■ **Set task**
Your task is to repeat the entries underneath exactly, minus the pictures.

■ **Provided entries**
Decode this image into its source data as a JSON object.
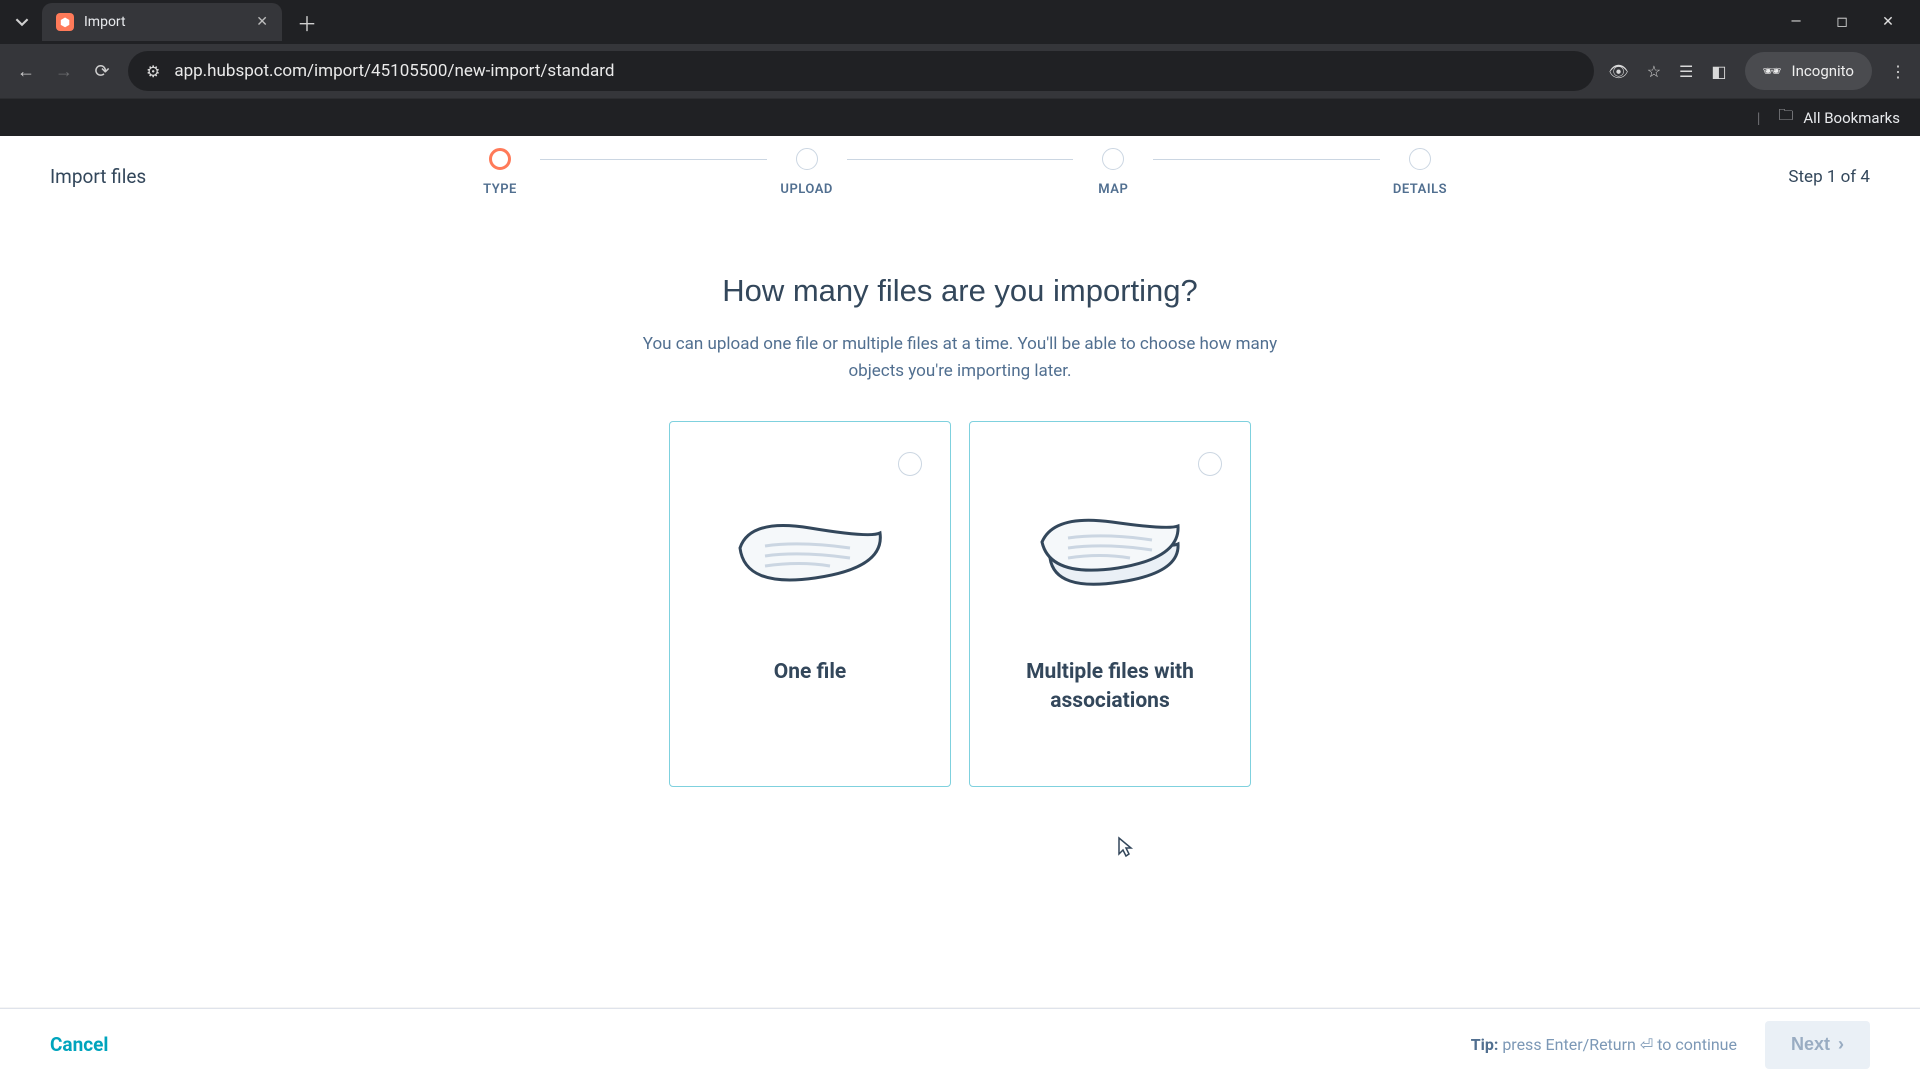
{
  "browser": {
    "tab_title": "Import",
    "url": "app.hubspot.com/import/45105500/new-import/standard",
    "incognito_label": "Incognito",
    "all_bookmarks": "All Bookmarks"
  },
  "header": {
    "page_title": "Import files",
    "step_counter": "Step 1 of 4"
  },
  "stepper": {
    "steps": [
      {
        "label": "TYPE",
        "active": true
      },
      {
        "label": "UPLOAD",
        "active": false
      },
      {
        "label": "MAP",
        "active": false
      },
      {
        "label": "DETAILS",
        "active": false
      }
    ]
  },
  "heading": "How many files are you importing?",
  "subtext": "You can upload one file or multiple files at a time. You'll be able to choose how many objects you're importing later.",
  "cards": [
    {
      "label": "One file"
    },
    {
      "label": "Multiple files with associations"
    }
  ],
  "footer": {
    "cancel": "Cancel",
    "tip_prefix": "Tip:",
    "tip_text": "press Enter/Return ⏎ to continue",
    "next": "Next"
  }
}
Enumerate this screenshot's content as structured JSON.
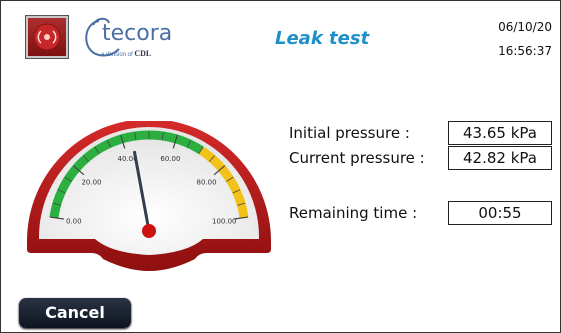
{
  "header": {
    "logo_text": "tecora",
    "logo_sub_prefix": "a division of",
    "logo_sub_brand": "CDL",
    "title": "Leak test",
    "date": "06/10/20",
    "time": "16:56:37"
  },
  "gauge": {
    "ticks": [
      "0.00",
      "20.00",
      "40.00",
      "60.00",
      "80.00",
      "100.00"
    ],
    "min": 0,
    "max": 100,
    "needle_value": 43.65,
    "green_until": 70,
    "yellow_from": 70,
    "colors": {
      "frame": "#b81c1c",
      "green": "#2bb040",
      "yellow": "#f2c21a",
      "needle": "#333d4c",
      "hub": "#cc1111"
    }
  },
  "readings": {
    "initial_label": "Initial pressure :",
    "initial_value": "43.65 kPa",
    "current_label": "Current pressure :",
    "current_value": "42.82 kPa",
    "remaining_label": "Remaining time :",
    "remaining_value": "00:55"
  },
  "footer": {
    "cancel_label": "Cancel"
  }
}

■ **Task response**
Decode this image into its source data as a JSON object.
{
  "browser": {
    "tab_title": "Import",
    "url": "app.hubspot.com/import/45105500/new-import/standard",
    "incognito_label": "Incognito",
    "all_bookmarks": "All Bookmarks"
  },
  "header": {
    "page_title": "Import files",
    "step_counter": "Step 1 of 4"
  },
  "stepper": {
    "steps": [
      {
        "label": "TYPE",
        "active": true
      },
      {
        "label": "UPLOAD",
        "active": false
      },
      {
        "label": "MAP",
        "active": false
      },
      {
        "label": "DETAILS",
        "active": false
      }
    ]
  },
  "heading": "How many files are you importing?",
  "subtext": "You can upload one file or multiple files at a time. You'll be able to choose how many objects you're importing later.",
  "cards": [
    {
      "label": "One file"
    },
    {
      "label": "Multiple files with associations"
    }
  ],
  "footer": {
    "cancel": "Cancel",
    "tip_prefix": "Tip:",
    "tip_text": "press Enter/Return ⏎ to continue",
    "next": "Next"
  }
}
Enumerate this screenshot's content as structured JSON.
{
  "header": {
    "logo_text": "tecora",
    "logo_sub_prefix": "a division of",
    "logo_sub_brand": "CDL",
    "title": "Leak test",
    "date": "06/10/20",
    "time": "16:56:37"
  },
  "gauge": {
    "ticks": [
      "0.00",
      "20.00",
      "40.00",
      "60.00",
      "80.00",
      "100.00"
    ],
    "min": 0,
    "max": 100,
    "needle_value": 43.65,
    "green_until": 70,
    "yellow_from": 70,
    "colors": {
      "frame": "#b81c1c",
      "green": "#2bb040",
      "yellow": "#f2c21a",
      "needle": "#333d4c",
      "hub": "#cc1111"
    }
  },
  "readings": {
    "initial_label": "Initial pressure :",
    "initial_value": "43.65 kPa",
    "current_label": "Current pressure :",
    "current_value": "42.82 kPa",
    "remaining_label": "Remaining time :",
    "remaining_value": "00:55"
  },
  "footer": {
    "cancel_label": "Cancel"
  }
}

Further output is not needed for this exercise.